Directions for this task >>
Set down the data below without change, skipping the pictures it holds.
━━ Records for processing ━━
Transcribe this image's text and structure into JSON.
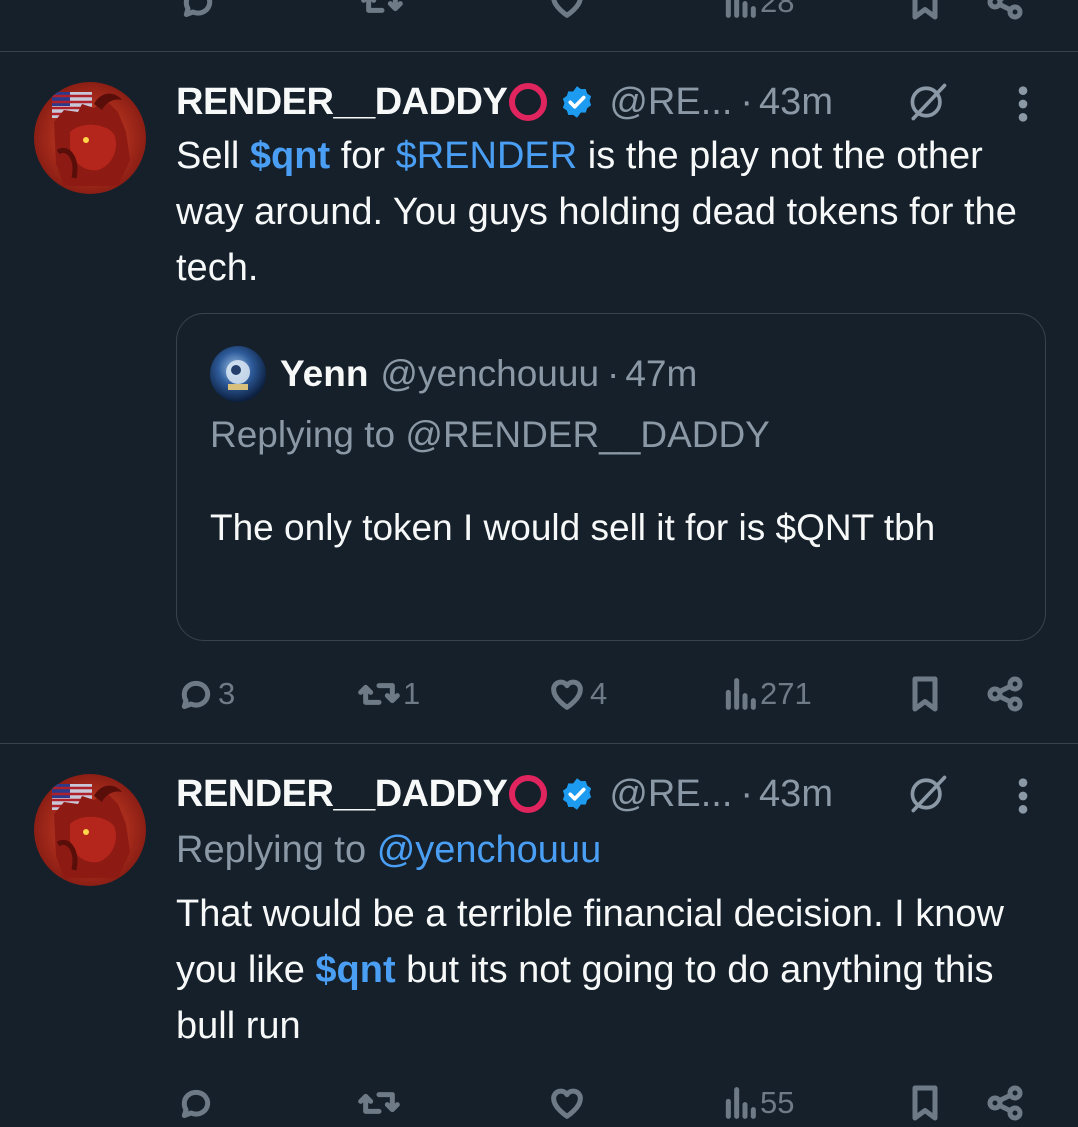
{
  "top_actions": {
    "views": "28"
  },
  "tweet1": {
    "display_name": "RENDER__DADDY",
    "handle": "@RE...",
    "dot": "·",
    "time": "43m",
    "text": [
      {
        "t": "Sell ",
        "style": "plain"
      },
      {
        "t": "$qnt",
        "style": "cashtag"
      },
      {
        "t": " for ",
        "style": "plain"
      },
      {
        "t": "$RENDER",
        "style": "link"
      },
      {
        "t": " is the play not the other way around. You guys holding dead tokens for the tech.",
        "style": "plain"
      }
    ],
    "quote": {
      "display_name": "Yenn",
      "handle": "@yenchouuu",
      "dot": "·",
      "time": "47m",
      "replying_to_label": "Replying to",
      "replying_to_handle": "@RENDER__DADDY",
      "text": "The only token I would sell it for is $QNT tbh"
    },
    "actions": {
      "replies": "3",
      "reposts": "1",
      "likes": "4",
      "views": "271"
    }
  },
  "tweet2": {
    "display_name": "RENDER__DADDY",
    "handle": "@RE...",
    "dot": "·",
    "time": "43m",
    "replying_to_label": "Replying to",
    "replying_to_handle": "@yenchouuu",
    "text": [
      {
        "t": "That would be a terrible financial decision. I know you like ",
        "style": "plain"
      },
      {
        "t": "$qnt",
        "style": "cashtag"
      },
      {
        "t": " but its not going to do anything this bull run",
        "style": "plain"
      }
    ],
    "actions": {
      "views": "55"
    }
  },
  "colors": {
    "background": "#15202b",
    "text": "#f7f9f9",
    "muted": "#8b98a5",
    "link": "#4a9ff5",
    "verified": "#1d9bf0",
    "ring": "#e0245e",
    "divider": "#38444d"
  },
  "icons": [
    "reply-icon",
    "repost-icon",
    "like-icon",
    "views-icon",
    "bookmark-icon",
    "share-icon",
    "verified-badge-icon",
    "grok-icon",
    "more-icon"
  ]
}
━━━
Result of the task >>
Transcribe this image's text and structure into JSON.
{
  "top_actions": {
    "views": "28"
  },
  "tweet1": {
    "display_name": "RENDER__DADDY",
    "handle": "@RE...",
    "dot": "·",
    "time": "43m",
    "text": [
      {
        "t": "Sell ",
        "style": "plain"
      },
      {
        "t": "$qnt",
        "style": "cashtag"
      },
      {
        "t": " for ",
        "style": "plain"
      },
      {
        "t": "$RENDER",
        "style": "link"
      },
      {
        "t": " is the play not the other way around. You guys holding dead tokens for the tech.",
        "style": "plain"
      }
    ],
    "quote": {
      "display_name": "Yenn",
      "handle": "@yenchouuu",
      "dot": "·",
      "time": "47m",
      "replying_to_label": "Replying to",
      "replying_to_handle": "@RENDER__DADDY",
      "text": "The only token I would sell it for is $QNT tbh"
    },
    "actions": {
      "replies": "3",
      "reposts": "1",
      "likes": "4",
      "views": "271"
    }
  },
  "tweet2": {
    "display_name": "RENDER__DADDY",
    "handle": "@RE...",
    "dot": "·",
    "time": "43m",
    "replying_to_label": "Replying to",
    "replying_to_handle": "@yenchouuu",
    "text": [
      {
        "t": "That would be a terrible financial decision. I know you like ",
        "style": "plain"
      },
      {
        "t": "$qnt",
        "style": "cashtag"
      },
      {
        "t": " but its not going to do anything this bull run",
        "style": "plain"
      }
    ],
    "actions": {
      "views": "55"
    }
  },
  "colors": {
    "background": "#15202b",
    "text": "#f7f9f9",
    "muted": "#8b98a5",
    "link": "#4a9ff5",
    "verified": "#1d9bf0",
    "ring": "#e0245e",
    "divider": "#38444d"
  },
  "icons": [
    "reply-icon",
    "repost-icon",
    "like-icon",
    "views-icon",
    "bookmark-icon",
    "share-icon",
    "verified-badge-icon",
    "grok-icon",
    "more-icon"
  ]
}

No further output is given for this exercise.